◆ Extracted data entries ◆
-=-=-=-=-
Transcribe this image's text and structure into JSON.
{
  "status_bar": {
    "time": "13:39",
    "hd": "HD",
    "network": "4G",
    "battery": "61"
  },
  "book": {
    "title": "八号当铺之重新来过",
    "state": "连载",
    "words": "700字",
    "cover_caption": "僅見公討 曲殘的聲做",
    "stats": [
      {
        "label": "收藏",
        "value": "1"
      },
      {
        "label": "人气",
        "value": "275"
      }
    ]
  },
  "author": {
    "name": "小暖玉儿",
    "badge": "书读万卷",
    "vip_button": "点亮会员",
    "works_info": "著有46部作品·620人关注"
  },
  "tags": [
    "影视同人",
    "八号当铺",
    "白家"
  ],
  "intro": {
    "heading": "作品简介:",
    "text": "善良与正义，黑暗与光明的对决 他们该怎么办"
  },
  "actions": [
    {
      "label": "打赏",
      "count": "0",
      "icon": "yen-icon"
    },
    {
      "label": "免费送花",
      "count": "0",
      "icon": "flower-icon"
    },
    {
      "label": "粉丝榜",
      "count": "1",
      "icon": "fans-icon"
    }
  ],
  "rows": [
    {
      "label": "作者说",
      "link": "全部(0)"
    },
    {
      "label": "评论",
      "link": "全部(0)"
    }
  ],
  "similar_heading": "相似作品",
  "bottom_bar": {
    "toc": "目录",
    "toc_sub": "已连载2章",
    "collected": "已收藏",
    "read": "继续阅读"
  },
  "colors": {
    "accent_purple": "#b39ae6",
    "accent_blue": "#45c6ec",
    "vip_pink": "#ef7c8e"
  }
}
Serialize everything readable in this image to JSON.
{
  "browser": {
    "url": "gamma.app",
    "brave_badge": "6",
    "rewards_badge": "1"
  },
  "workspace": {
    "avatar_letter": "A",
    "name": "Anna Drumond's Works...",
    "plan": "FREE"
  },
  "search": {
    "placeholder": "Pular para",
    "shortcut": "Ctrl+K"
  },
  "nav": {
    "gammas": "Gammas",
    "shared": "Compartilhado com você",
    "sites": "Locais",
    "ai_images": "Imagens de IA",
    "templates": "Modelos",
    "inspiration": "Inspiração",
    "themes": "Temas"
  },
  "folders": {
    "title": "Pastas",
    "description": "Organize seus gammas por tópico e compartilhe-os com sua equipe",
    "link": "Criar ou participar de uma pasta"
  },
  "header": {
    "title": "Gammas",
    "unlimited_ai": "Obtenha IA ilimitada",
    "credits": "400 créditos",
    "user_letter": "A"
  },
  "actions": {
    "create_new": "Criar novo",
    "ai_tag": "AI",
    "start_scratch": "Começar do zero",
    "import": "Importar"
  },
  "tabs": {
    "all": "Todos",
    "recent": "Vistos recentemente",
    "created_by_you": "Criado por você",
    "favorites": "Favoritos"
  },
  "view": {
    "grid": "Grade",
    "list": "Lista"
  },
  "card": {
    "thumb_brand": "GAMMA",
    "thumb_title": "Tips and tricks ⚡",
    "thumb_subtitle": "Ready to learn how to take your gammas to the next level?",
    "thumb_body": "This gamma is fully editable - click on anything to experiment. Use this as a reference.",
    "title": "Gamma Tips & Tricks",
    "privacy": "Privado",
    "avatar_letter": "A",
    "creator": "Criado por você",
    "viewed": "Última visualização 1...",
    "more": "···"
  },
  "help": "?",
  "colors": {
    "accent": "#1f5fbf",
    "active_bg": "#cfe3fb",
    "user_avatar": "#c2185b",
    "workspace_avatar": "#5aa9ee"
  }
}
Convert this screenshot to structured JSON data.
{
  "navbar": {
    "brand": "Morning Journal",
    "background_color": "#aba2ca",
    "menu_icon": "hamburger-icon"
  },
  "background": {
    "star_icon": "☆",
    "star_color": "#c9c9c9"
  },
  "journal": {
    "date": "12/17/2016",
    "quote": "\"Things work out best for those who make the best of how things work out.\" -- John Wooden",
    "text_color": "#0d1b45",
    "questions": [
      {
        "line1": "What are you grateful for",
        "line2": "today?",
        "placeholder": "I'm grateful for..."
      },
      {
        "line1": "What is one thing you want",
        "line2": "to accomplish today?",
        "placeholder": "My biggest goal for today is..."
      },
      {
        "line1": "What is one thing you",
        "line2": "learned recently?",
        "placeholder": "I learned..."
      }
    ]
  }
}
-=-=-=-=-
◆ Problem to solve ◆
Retype all of the material, keeping each line exact.

◆ Problem solution ◆
Transcribe this image's text and structure into JSON.
{
  "status_bar": {
    "time": "13:39",
    "hd": "HD",
    "network": "4G",
    "battery": "61"
  },
  "book": {
    "title": "八号当铺之重新来过",
    "state": "连载",
    "words": "700字",
    "cover_caption": "僅見公討 曲殘的聲做",
    "stats": [
      {
        "label": "收藏",
        "value": "1"
      },
      {
        "label": "人气",
        "value": "275"
      }
    ]
  },
  "author": {
    "name": "小暖玉儿",
    "badge": "书读万卷",
    "vip_button": "点亮会员",
    "works_info": "著有46部作品·620人关注"
  },
  "tags": [
    "影视同人",
    "八号当铺",
    "白家"
  ],
  "intro": {
    "heading": "作品简介:",
    "text": "善良与正义，黑暗与光明的对决 他们该怎么办"
  },
  "actions": [
    {
      "label": "打赏",
      "count": "0",
      "icon": "yen-icon"
    },
    {
      "label": "免费送花",
      "count": "0",
      "icon": "flower-icon"
    },
    {
      "label": "粉丝榜",
      "count": "1",
      "icon": "fans-icon"
    }
  ],
  "rows": [
    {
      "label": "作者说",
      "link": "全部(0)"
    },
    {
      "label": "评论",
      "link": "全部(0)"
    }
  ],
  "similar_heading": "相似作品",
  "bottom_bar": {
    "toc": "目录",
    "toc_sub": "已连载2章",
    "collected": "已收藏",
    "read": "继续阅读"
  },
  "colors": {
    "accent_purple": "#b39ae6",
    "accent_blue": "#45c6ec",
    "vip_pink": "#ef7c8e"
  }
}
Serialize everything readable in this image to JSON.
{
  "browser": {
    "url": "gamma.app",
    "brave_badge": "6",
    "rewards_badge": "1"
  },
  "workspace": {
    "avatar_letter": "A",
    "name": "Anna Drumond's Works...",
    "plan": "FREE"
  },
  "search": {
    "placeholder": "Pular para",
    "shortcut": "Ctrl+K"
  },
  "nav": {
    "gammas": "Gammas",
    "shared": "Compartilhado com você",
    "sites": "Locais",
    "ai_images": "Imagens de IA",
    "templates": "Modelos",
    "inspiration": "Inspiração",
    "themes": "Temas"
  },
  "folders": {
    "title": "Pastas",
    "description": "Organize seus gammas por tópico e compartilhe-os com sua equipe",
    "link": "Criar ou participar de uma pasta"
  },
  "header": {
    "title": "Gammas",
    "unlimited_ai": "Obtenha IA ilimitada",
    "credits": "400 créditos",
    "user_letter": "A"
  },
  "actions": {
    "create_new": "Criar novo",
    "ai_tag": "AI",
    "start_scratch": "Começar do zero",
    "import": "Importar"
  },
  "tabs": {
    "all": "Todos",
    "recent": "Vistos recentemente",
    "created_by_you": "Criado por você",
    "favorites": "Favoritos"
  },
  "view": {
    "grid": "Grade",
    "list": "Lista"
  },
  "card": {
    "thumb_brand": "GAMMA",
    "thumb_title": "Tips and tricks ⚡",
    "thumb_subtitle": "Ready to learn how to take your gammas to the next level?",
    "thumb_body": "This gamma is fully editable - click on anything to experiment. Use this as a reference.",
    "title": "Gamma Tips & Tricks",
    "privacy": "Privado",
    "avatar_letter": "A",
    "creator": "Criado por você",
    "viewed": "Última visualização 1...",
    "more": "···"
  },
  "help": "?",
  "colors": {
    "accent": "#1f5fbf",
    "active_bg": "#cfe3fb",
    "user_avatar": "#c2185b",
    "workspace_avatar": "#5aa9ee"
  }
}
Convert this screenshot to structured JSON data.
{
  "navbar": {
    "brand": "Morning Journal",
    "background_color": "#aba2ca",
    "menu_icon": "hamburger-icon"
  },
  "background": {
    "star_icon": "☆",
    "star_color": "#c9c9c9"
  },
  "journal": {
    "date": "12/17/2016",
    "quote": "\"Things work out best for those who make the best of how things work out.\" -- John Wooden",
    "text_color": "#0d1b45",
    "questions": [
      {
        "line1": "What are you grateful for",
        "line2": "today?",
        "placeholder": "I'm grateful for..."
      },
      {
        "line1": "What is one thing you want",
        "line2": "to accomplish today?",
        "placeholder": "My biggest goal for today is..."
      },
      {
        "line1": "What is one thing you",
        "line2": "learned recently?",
        "placeholder": "I learned..."
      }
    ]
  }
}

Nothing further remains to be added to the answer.